→ AIM OF THE EXERCISE: Return all the data below as it stands, minus the pictures.

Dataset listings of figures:
========================

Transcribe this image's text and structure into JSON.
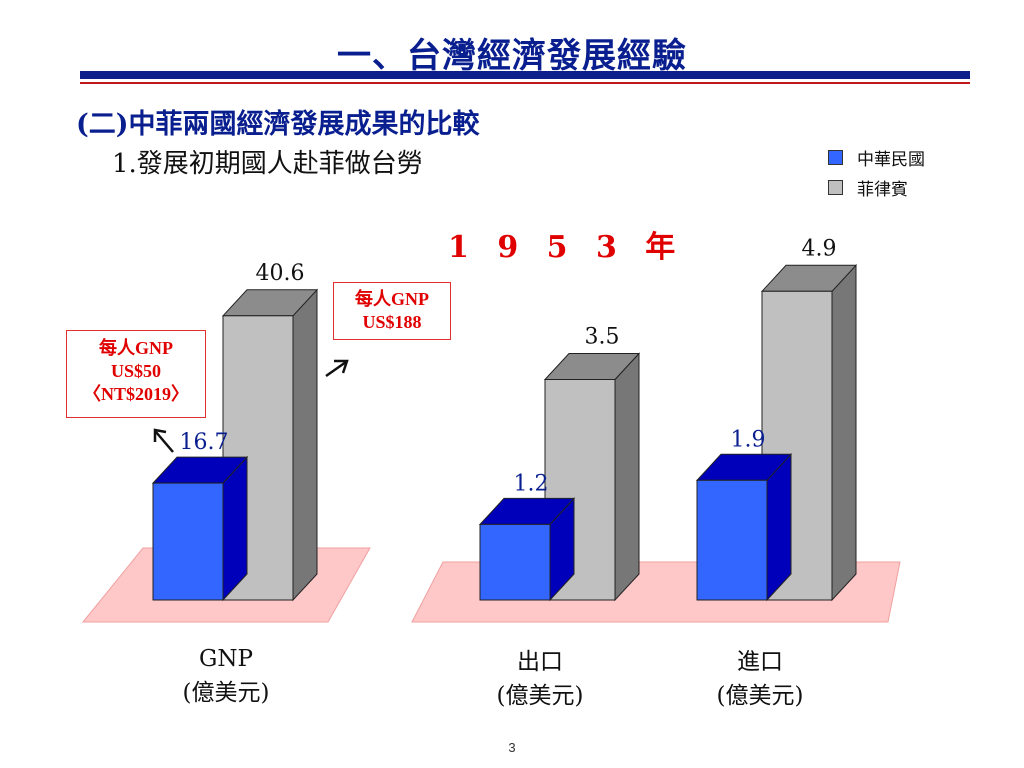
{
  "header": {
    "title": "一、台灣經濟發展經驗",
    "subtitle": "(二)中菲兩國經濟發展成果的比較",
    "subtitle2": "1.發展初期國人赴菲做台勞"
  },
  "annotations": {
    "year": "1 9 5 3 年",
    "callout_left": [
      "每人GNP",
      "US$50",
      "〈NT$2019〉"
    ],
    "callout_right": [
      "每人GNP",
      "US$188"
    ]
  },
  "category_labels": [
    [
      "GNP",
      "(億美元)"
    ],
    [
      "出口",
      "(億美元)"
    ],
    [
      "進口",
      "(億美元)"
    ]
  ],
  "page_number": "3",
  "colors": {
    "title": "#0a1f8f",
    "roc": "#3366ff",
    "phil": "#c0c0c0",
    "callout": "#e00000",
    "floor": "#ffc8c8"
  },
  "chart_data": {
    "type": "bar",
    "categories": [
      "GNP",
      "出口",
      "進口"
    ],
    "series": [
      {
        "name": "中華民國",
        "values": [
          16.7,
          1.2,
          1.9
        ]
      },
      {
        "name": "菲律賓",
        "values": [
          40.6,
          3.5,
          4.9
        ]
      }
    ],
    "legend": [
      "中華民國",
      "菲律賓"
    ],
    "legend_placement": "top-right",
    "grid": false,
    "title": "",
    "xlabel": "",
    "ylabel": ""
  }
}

========================

→ SOLUTION TO THIS TASK:
Transcribe this image's text and structure into JSON.
{
  "header": {
    "title": "一、台灣經濟發展經驗",
    "subtitle": "(二)中菲兩國經濟發展成果的比較",
    "subtitle2": "1.發展初期國人赴菲做台勞"
  },
  "annotations": {
    "year": "1 9 5 3 年",
    "callout_left": [
      "每人GNP",
      "US$50",
      "〈NT$2019〉"
    ],
    "callout_right": [
      "每人GNP",
      "US$188"
    ]
  },
  "category_labels": [
    [
      "GNP",
      "(億美元)"
    ],
    [
      "出口",
      "(億美元)"
    ],
    [
      "進口",
      "(億美元)"
    ]
  ],
  "page_number": "3",
  "colors": {
    "title": "#0a1f8f",
    "roc": "#3366ff",
    "phil": "#c0c0c0",
    "callout": "#e00000",
    "floor": "#ffc8c8"
  },
  "chart_data": {
    "type": "bar",
    "categories": [
      "GNP",
      "出口",
      "進口"
    ],
    "series": [
      {
        "name": "中華民國",
        "values": [
          16.7,
          1.2,
          1.9
        ]
      },
      {
        "name": "菲律賓",
        "values": [
          40.6,
          3.5,
          4.9
        ]
      }
    ],
    "legend": [
      "中華民國",
      "菲律賓"
    ],
    "legend_placement": "top-right",
    "grid": false,
    "title": "",
    "xlabel": "",
    "ylabel": ""
  }
}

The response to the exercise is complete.